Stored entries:
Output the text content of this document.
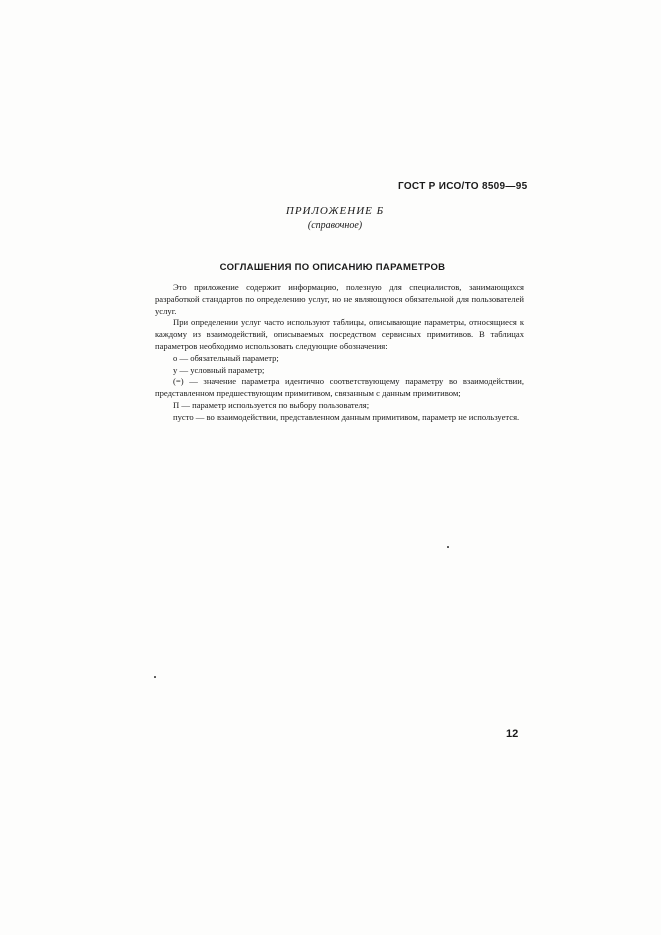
ГОСТ Р ИСО/ТО 8509—95
ПРИЛОЖЕНИЕ Б
(справочное)
СОГЛАШЕНИЯ ПО ОПИСАНИЮ ПАРАМЕТРОВ

Это приложение содержит информацию, полезную для специалистов, занимающихся разработкой стандартов по определению услуг, но не являющуюся обязательной для пользователей услуг.

При определении услуг часто используют таблицы, описывающие параметры, относящиеся к каждому из взаимодействий, описываемых посредством сервисных примитивов. В таблицах параметров необходимо использовать следующие обозначения:

о — обязательный параметр;

у — условный параметр;

(=) — значение параметра идентично соответствующему параметру во взаимодействии, представленном предшествующим примитивом, связанным с данным примитивом;

П — параметр используется по выбору пользователя;

пусто — во взаимодействии, представленном данным примитивом, параметр не используется.

12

### What you will do
Print out the whole of the material word for word, without pictures.

### Output of the task
Output the text content of this document.
ГОСТ Р ИСО/ТО 8509—95
ПРИЛОЖЕНИЕ Б
(справочное)
СОГЛАШЕНИЯ ПО ОПИСАНИЮ ПАРАМЕТРОВ

Это приложение содержит информацию, полезную для специалистов, занимающихся разработкой стандартов по определению услуг, но не являющуюся обязательной для пользователей услуг.

При определении услуг часто используют таблицы, описывающие параметры, относящиеся к каждому из взаимодействий, описываемых посредством сервисных примитивов. В таблицах параметров необходимо использовать следующие обозначения:

о — обязательный параметр;

у — условный параметр;

(=) — значение параметра идентично соответствующему параметру во взаимодействии, представленном предшествующим примитивом, связанным с данным примитивом;

П — параметр используется по выбору пользователя;

пусто — во взаимодействии, представленном данным примитивом, параметр не используется.

12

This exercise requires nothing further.